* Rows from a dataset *

★ ★ ★ ★

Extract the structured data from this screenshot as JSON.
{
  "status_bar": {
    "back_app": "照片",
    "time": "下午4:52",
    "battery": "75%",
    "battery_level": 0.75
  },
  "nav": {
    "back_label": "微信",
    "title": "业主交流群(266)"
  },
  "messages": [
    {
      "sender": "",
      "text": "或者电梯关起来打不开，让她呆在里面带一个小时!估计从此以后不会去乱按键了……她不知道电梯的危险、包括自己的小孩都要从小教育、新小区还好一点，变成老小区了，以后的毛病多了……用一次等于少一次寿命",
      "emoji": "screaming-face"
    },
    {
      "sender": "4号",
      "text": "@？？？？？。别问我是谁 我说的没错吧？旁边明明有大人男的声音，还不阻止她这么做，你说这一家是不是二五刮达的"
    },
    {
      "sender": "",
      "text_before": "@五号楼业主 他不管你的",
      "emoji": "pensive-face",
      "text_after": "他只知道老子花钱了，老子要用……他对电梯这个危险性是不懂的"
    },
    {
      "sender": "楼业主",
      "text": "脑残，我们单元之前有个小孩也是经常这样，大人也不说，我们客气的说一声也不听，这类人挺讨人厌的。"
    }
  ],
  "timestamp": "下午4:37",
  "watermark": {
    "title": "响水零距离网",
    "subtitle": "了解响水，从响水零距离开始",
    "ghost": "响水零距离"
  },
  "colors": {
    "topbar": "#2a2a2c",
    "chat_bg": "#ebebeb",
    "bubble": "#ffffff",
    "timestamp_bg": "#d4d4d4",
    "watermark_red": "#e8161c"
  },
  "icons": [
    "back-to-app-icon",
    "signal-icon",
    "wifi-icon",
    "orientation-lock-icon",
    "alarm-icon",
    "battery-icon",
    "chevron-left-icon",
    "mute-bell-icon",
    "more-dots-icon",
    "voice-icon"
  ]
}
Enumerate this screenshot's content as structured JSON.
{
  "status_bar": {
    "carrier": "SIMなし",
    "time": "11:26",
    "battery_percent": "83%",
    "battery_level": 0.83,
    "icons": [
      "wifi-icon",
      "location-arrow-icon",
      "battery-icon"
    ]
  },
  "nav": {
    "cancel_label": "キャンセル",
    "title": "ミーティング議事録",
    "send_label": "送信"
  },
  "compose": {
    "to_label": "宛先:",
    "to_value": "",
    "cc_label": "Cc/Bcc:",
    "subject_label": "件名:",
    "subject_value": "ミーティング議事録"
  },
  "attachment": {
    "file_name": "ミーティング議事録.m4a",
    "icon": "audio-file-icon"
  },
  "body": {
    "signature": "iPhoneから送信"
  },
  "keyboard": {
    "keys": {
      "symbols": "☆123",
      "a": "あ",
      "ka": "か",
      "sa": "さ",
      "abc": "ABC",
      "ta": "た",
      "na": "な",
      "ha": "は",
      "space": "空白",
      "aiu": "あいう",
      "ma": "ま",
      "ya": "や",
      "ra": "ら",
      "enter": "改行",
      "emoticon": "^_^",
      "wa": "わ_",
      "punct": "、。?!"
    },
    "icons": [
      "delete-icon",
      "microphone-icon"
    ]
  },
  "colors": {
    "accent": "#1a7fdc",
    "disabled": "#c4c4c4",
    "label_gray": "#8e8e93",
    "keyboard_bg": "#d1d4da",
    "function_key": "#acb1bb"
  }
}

★ ★ ★ ★

* Set exercise *
Retype the entries one by one, exactly.

* Response to the task *
Extract the structured data from this screenshot as JSON.
{
  "status_bar": {
    "back_app": "照片",
    "time": "下午4:52",
    "battery": "75%",
    "battery_level": 0.75
  },
  "nav": {
    "back_label": "微信",
    "title": "业主交流群(266)"
  },
  "messages": [
    {
      "sender": "",
      "text": "或者电梯关起来打不开，让她呆在里面带一个小时!估计从此以后不会去乱按键了……她不知道电梯的危险、包括自己的小孩都要从小教育、新小区还好一点，变成老小区了，以后的毛病多了……用一次等于少一次寿命",
      "emoji": "screaming-face"
    },
    {
      "sender": "4号",
      "text": "@？？？？？。别问我是谁 我说的没错吧？旁边明明有大人男的声音，还不阻止她这么做，你说这一家是不是二五刮达的"
    },
    {
      "sender": "",
      "text_before": "@五号楼业主 他不管你的",
      "emoji": "pensive-face",
      "text_after": "他只知道老子花钱了，老子要用……他对电梯这个危险性是不懂的"
    },
    {
      "sender": "楼业主",
      "text": "脑残，我们单元之前有个小孩也是经常这样，大人也不说，我们客气的说一声也不听，这类人挺讨人厌的。"
    }
  ],
  "timestamp": "下午4:37",
  "watermark": {
    "title": "响水零距离网",
    "subtitle": "了解响水，从响水零距离开始",
    "ghost": "响水零距离"
  },
  "colors": {
    "topbar": "#2a2a2c",
    "chat_bg": "#ebebeb",
    "bubble": "#ffffff",
    "timestamp_bg": "#d4d4d4",
    "watermark_red": "#e8161c"
  },
  "icons": [
    "back-to-app-icon",
    "signal-icon",
    "wifi-icon",
    "orientation-lock-icon",
    "alarm-icon",
    "battery-icon",
    "chevron-left-icon",
    "mute-bell-icon",
    "more-dots-icon",
    "voice-icon"
  ]
}
Enumerate this screenshot's content as structured JSON.
{
  "status_bar": {
    "carrier": "SIMなし",
    "time": "11:26",
    "battery_percent": "83%",
    "battery_level": 0.83,
    "icons": [
      "wifi-icon",
      "location-arrow-icon",
      "battery-icon"
    ]
  },
  "nav": {
    "cancel_label": "キャンセル",
    "title": "ミーティング議事録",
    "send_label": "送信"
  },
  "compose": {
    "to_label": "宛先:",
    "to_value": "",
    "cc_label": "Cc/Bcc:",
    "subject_label": "件名:",
    "subject_value": "ミーティング議事録"
  },
  "attachment": {
    "file_name": "ミーティング議事録.m4a",
    "icon": "audio-file-icon"
  },
  "body": {
    "signature": "iPhoneから送信"
  },
  "keyboard": {
    "keys": {
      "symbols": "☆123",
      "a": "あ",
      "ka": "か",
      "sa": "さ",
      "abc": "ABC",
      "ta": "た",
      "na": "な",
      "ha": "は",
      "space": "空白",
      "aiu": "あいう",
      "ma": "ま",
      "ya": "や",
      "ra": "ら",
      "enter": "改行",
      "emoticon": "^_^",
      "wa": "わ_",
      "punct": "、。?!"
    },
    "icons": [
      "delete-icon",
      "microphone-icon"
    ]
  },
  "colors": {
    "accent": "#1a7fdc",
    "disabled": "#c4c4c4",
    "label_gray": "#8e8e93",
    "keyboard_bg": "#d1d4da",
    "function_key": "#acb1bb"
  }
}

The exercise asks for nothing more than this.